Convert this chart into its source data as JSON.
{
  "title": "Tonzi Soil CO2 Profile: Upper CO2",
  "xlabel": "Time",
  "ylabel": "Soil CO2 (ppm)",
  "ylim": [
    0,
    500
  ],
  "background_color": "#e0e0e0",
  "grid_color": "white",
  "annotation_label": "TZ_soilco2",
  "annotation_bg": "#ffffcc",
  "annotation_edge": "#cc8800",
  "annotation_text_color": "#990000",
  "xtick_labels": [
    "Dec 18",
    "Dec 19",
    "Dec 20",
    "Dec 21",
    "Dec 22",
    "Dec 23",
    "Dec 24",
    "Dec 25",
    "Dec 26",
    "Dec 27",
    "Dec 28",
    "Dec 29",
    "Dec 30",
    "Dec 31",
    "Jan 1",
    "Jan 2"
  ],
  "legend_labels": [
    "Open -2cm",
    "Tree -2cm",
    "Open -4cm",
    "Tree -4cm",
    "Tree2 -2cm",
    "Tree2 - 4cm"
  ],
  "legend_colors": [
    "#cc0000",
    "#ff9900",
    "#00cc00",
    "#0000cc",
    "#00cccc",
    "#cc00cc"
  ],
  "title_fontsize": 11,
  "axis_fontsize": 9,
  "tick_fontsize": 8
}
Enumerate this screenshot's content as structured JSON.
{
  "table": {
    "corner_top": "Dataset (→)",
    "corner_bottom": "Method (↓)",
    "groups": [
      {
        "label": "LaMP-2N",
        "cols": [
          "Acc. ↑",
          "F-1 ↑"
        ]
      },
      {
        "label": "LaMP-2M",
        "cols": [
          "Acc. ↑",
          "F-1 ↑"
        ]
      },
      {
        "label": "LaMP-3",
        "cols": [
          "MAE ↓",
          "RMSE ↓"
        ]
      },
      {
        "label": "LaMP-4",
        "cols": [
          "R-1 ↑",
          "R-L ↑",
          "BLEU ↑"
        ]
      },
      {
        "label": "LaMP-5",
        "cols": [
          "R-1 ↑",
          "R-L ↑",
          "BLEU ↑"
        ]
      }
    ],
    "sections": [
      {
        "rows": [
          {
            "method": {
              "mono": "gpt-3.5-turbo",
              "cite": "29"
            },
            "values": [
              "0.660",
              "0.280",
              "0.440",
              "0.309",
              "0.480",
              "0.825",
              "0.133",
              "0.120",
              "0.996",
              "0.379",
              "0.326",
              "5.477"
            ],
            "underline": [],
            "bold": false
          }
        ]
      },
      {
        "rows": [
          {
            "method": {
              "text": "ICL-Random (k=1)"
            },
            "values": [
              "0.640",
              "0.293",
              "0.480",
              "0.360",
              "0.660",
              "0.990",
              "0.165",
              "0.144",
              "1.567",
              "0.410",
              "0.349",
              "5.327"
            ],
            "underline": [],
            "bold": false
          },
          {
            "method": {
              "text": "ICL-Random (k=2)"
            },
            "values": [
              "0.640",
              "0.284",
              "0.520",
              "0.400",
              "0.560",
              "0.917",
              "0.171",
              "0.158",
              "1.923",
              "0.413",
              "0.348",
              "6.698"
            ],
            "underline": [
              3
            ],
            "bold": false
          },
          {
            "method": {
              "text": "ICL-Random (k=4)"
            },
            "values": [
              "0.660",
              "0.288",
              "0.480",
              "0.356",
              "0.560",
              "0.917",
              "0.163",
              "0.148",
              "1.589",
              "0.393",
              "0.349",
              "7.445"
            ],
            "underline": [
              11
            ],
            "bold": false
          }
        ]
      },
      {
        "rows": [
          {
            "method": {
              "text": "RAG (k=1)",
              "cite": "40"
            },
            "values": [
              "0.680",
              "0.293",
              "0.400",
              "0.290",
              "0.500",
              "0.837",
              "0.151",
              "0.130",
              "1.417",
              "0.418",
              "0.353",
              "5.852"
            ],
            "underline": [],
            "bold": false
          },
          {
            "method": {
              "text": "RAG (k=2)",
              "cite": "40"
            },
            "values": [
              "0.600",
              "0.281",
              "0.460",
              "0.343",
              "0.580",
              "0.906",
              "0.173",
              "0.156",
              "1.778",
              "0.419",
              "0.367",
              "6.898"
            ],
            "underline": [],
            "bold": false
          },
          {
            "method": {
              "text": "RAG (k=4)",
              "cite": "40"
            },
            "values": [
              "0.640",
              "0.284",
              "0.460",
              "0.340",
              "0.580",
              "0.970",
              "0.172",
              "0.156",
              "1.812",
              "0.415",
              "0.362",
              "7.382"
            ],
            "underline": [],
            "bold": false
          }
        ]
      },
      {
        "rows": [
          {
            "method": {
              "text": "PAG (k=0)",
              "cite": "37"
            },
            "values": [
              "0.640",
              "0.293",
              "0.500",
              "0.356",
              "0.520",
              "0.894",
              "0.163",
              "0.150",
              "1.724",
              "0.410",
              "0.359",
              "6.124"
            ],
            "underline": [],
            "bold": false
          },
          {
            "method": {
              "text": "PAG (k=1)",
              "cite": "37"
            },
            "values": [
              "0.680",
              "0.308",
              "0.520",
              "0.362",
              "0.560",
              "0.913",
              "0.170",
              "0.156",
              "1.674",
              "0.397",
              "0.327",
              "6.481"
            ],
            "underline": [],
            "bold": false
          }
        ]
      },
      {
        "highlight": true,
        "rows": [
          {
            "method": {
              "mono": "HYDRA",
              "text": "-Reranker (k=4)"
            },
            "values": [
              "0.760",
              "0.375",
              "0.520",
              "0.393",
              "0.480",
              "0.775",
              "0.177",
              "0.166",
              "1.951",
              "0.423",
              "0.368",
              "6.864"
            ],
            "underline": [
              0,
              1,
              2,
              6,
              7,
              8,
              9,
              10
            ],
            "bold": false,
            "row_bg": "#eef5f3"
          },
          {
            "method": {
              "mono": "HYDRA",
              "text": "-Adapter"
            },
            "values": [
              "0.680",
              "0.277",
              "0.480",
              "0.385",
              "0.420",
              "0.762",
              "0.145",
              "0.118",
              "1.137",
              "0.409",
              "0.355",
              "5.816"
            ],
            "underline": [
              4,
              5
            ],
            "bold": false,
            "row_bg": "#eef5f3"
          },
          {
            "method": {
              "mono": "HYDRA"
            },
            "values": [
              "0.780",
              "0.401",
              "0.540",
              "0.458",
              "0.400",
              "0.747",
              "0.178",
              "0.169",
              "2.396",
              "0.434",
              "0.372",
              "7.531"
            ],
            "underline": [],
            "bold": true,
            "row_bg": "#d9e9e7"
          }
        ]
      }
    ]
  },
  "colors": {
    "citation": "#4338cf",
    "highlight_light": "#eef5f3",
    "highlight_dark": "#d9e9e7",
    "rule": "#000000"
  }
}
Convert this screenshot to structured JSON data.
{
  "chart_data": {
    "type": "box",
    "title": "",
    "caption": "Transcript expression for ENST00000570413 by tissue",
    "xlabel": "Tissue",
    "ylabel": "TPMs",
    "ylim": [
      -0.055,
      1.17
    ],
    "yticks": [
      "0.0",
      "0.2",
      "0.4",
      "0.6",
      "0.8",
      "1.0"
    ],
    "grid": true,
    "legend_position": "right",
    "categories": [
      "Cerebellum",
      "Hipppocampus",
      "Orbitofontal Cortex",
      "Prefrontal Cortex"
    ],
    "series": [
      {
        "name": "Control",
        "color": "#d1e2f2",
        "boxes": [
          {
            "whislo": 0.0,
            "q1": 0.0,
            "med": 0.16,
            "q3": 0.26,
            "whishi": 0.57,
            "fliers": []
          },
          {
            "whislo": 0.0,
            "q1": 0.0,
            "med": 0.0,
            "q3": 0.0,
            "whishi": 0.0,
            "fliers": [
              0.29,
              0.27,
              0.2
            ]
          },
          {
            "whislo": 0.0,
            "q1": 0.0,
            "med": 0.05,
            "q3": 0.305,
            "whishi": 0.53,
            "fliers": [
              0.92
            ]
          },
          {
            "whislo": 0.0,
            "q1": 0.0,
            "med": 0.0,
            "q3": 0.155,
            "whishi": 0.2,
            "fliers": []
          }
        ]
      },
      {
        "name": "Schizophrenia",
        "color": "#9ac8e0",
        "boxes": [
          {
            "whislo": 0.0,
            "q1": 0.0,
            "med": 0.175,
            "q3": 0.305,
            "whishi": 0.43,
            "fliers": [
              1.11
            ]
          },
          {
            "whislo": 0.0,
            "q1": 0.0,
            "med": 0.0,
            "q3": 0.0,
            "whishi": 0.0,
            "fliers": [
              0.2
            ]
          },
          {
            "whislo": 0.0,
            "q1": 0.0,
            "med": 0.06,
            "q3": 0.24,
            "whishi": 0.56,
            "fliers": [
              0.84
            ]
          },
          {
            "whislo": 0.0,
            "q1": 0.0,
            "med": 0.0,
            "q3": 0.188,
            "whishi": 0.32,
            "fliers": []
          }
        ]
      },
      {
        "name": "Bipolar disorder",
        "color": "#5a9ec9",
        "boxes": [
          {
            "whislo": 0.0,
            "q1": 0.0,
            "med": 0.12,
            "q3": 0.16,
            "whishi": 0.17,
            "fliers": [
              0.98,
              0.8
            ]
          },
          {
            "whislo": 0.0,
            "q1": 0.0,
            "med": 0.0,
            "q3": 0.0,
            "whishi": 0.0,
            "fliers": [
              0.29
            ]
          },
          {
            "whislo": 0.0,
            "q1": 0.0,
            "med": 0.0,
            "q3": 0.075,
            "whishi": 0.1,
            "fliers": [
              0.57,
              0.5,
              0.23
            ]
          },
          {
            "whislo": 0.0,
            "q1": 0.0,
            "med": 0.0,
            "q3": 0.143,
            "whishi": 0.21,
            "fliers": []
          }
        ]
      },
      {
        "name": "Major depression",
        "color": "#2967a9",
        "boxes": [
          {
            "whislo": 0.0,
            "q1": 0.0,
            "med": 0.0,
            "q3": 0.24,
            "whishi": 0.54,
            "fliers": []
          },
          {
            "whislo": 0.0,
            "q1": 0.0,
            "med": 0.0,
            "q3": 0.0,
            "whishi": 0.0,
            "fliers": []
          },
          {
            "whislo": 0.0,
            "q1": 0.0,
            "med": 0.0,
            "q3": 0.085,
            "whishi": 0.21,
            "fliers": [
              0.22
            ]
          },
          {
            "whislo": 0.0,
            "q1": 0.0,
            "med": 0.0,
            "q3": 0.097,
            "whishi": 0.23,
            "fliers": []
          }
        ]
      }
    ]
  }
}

**Given task:**
Look through the entries above; copy every line holding the string "Convert".

**Reply to the exercise:**
Convert this chart into its source data as JSON.
Convert this screenshot to structured JSON data.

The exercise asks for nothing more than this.